Exercise passage:
-------

      Unhandled log message: '[Exception] Exception: Exception of type 'System.Exception' was thrown.'. Use UnityEngine.TestTools.LogAssert.Expect
    • Test 5 - always success.
    Also I can see the correct exception log in Unity3d console for all of these tests. Even for those, that fails.

    I can make some conclusions and raise some questions based on these results.

    • Firstly, looks like exceptions, that are thrown in async methods are not logged instantly, but written to some kind of buffer, and logged only when this buffer is purged. Also, this buffer purging does not depend on engine
      Update
      tick, or this dependency is not clear for me. I can say all of this because
      Test5
      , where I wait great amount of time success always, but
      Test3
      where I wait only for one engine tick is unstable and looks like this exceptions buffer can either be purged while this tick elapsed or not.
    • Secondly, for some reason, I have to specify
      LogAssert.ignoreFailingMessages = true;
      for exceptions logs, that are logged from this buffer, but I don't have to do it if exception logged explicitly.
      Test4
      and
      Test5
      results illustrate this well.
    So the question is how to make a test, that assert exception, raised in async method, logged? And make it most efficient. I mean, the case when I should wait a second is not suitable for auto-tests, of course. I expect, I can do something like this:
    Code (CSharp):
    1. [Test]
    2. public void Test()
    3. {
    4.     ThrowException();
    5.     UnityAPI.ForceLogAllAsyncExceptions(); // I imagine this method
    6.     LogAssert.Expect(LogType.Exception, new Regex(".*"));
    7. }
    Or any other solutions.

-------

Listed entries:

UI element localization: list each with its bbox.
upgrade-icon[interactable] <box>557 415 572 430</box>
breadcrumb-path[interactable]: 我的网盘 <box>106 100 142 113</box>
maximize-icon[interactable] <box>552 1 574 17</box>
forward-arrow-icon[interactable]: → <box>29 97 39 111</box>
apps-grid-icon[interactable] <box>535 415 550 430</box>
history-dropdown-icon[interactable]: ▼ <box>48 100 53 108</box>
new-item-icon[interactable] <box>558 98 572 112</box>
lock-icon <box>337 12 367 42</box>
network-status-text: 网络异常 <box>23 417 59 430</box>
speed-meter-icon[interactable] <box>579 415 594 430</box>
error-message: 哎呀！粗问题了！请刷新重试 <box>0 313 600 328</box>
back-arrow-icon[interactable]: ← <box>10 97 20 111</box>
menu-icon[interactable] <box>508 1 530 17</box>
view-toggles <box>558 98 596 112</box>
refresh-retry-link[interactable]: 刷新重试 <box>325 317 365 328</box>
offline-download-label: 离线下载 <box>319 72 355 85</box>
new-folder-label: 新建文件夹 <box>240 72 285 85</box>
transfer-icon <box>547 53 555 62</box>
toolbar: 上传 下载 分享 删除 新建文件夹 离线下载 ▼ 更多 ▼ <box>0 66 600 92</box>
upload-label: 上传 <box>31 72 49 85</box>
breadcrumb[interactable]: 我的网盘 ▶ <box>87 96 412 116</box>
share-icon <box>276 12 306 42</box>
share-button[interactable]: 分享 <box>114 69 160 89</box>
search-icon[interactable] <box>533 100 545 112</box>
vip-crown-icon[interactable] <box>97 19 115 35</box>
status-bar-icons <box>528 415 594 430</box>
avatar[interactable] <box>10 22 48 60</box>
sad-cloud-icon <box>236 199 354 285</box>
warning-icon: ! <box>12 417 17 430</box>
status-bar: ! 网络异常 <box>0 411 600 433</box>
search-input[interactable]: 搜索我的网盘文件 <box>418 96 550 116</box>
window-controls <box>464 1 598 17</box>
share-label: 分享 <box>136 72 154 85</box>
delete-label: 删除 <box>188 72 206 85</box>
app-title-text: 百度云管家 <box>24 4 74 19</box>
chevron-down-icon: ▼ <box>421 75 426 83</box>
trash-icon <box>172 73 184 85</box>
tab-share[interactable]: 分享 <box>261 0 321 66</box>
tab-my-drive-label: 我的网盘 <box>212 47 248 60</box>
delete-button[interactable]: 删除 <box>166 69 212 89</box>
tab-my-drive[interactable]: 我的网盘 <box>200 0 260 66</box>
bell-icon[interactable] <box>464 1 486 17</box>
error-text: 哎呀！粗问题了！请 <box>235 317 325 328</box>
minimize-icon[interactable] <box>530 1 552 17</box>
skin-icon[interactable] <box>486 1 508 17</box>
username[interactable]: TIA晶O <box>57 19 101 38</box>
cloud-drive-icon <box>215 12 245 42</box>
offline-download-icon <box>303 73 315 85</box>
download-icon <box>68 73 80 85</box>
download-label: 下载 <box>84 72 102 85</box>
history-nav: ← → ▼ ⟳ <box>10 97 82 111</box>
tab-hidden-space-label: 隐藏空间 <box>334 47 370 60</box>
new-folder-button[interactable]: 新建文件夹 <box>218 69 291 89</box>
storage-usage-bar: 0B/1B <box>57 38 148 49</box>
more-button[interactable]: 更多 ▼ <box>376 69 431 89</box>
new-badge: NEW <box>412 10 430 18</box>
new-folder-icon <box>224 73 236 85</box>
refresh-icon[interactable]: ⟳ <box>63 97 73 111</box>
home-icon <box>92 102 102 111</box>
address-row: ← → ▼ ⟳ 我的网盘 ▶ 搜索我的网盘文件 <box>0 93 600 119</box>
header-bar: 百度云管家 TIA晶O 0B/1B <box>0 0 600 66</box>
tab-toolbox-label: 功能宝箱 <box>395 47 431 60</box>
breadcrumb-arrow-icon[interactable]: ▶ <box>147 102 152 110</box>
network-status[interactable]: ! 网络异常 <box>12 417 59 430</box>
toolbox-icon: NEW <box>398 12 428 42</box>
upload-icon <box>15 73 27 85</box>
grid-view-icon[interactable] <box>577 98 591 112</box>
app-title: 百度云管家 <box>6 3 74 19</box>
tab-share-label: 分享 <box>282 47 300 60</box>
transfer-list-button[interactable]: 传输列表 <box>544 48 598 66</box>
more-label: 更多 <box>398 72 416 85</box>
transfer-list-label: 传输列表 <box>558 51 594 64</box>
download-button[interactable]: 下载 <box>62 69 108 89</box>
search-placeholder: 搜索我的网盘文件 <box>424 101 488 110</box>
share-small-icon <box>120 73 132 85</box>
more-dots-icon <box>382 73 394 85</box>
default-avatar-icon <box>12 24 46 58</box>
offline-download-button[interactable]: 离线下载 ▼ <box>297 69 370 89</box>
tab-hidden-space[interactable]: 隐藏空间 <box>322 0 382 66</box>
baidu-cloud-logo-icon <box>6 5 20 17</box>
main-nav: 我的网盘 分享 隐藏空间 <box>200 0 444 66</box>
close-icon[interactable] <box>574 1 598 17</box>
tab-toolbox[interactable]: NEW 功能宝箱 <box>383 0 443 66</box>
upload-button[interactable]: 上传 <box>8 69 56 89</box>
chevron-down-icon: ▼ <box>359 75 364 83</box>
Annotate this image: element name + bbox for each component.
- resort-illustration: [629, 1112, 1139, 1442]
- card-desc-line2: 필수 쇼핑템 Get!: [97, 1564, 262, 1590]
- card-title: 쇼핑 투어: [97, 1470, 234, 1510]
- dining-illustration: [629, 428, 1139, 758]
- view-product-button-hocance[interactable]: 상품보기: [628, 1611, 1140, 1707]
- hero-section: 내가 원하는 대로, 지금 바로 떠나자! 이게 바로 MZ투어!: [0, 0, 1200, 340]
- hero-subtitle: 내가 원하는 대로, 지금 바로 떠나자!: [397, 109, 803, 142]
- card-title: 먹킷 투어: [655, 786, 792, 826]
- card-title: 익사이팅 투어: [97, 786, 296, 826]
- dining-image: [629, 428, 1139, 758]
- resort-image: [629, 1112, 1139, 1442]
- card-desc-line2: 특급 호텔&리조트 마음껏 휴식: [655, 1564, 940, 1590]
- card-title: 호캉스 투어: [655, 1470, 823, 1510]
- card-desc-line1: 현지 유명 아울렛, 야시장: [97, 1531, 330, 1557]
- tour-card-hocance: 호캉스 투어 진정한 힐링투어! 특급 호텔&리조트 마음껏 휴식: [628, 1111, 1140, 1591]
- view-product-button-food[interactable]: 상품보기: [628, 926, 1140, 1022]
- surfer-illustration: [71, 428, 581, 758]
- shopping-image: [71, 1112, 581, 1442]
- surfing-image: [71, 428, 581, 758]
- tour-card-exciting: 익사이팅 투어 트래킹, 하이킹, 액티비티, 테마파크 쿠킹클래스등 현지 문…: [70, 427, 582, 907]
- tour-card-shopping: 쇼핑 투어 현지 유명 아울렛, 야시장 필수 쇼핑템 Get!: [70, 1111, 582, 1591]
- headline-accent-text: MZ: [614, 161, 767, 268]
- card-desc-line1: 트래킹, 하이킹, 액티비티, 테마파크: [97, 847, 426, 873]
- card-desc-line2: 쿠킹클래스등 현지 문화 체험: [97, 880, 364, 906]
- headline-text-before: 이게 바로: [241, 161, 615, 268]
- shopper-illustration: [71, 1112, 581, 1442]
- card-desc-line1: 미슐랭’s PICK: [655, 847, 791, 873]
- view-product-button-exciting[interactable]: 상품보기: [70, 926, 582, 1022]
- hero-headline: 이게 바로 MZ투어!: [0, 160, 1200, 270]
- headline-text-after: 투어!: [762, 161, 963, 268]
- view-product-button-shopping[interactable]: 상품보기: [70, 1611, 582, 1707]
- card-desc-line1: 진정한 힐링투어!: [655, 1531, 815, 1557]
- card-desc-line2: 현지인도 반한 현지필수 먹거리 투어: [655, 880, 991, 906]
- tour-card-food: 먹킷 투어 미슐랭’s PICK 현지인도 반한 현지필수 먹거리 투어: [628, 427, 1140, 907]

-------

Task set:
• a. Can you condense the paragraph of the Unity async exception post that begins "Firstly, looks like exceptions" into a short list that keeps its main facts?
• b. Could you reproduce the Unity async exception post word for word, starting at "I can make some" and ending at "exception logged explicitly."?
• c. Can you resume the Unity async exception post from the point where it stops?

Exercise responses:
• a.
- Exceptions thrown in async methods seem not to be logged instantly. They appear to go into some kind of buffer and are logged only when that buffer is purged.
- The purging does not seem to depend on the engine Update tick, or that dependency is unclear to the writer.
- The evidence is that Test5, which waits a long time, always succeeds. Test3, which waits only one engine tick, is unstable: the buffer may or may not be purged during that tick.

• b.
I can make some conclusions and raise some questions based on these results.

    • Firstly, looks like exceptions, that are thrown in async methods are not logged instantly, but written to some kind of buffer, and logged only when this buffer is purged. Also, this buffer purging does not depend on engine
      Update
      tick, or this dependency is not clear for me. I can say all of this because
      Test5
      , where I wait great amount of time success always, but
      Test3
      where I wait only for one engine tick is unstable and looks like this exceptions buffer can either be purged while this tick elapsed or not.
    • Secondly, for some reason, I have to specify
      LogAssert.ignoreFailingMessages = true;
      for exceptions logs, that are logged from this buffer, but I don't have to do it if exception logged explicitly.

• c.
  2. nowsprinting

    nowsprinting

    Joined:
    Nov 3, 2014
    Posts:
    18
    Last edited: Nov 3, 2023
  3. Kek_Chpeck

    Kek_Chpeck

    Joined:
    Feb 9, 2019
    Posts:
    16
    What makes you think these tests fails due to exceptions? I thought I wrote reasons pretty clearly:
     
  4. sbergen

    sbergen

    Joined:
    Jan 12, 2015
    Posts:
    53
    There's no simple way to check/guarantee that an async void method has completed at any given time. In some of your cases, it's completing after the test has finished. The common guideline would be to not use async void methods, but if you really have to, then I'd suggest looking for solutions on "how to wait for an async void method to complete".
     
  5. Kek_Chpeck

    Kek_Chpeck

    Joined:
    Feb 9, 2019
    Posts:
    16
    What do you mean by method completing?
     
  6. Kek_Chpeck

    Kek_Chpeck

    Joined:
    Feb 9, 2019
    Posts:
    16
    sbergen I'm not sure what completing do you mean, but
    async
    methods without
    await
    always execute synchronously. I can add such kind of test to make you sure about it. This test does stably fail same way as
    Test1
    . And again I can see correct exception in editor log.
    Code (CSharp):
    1.         [Test]
    2.         public void Test6()
    3.         {
    4.             var t = new TaskCompletionSource<object>();
    5.             ThrowException(t);
    6.             t.Task.Wait();
    7.             LogAssert.Expect(LogType.Exception, new Regex(".*"));
    8.         }
    9.    
    10.         public async void ThrowException(TaskCompletionSource<object> t)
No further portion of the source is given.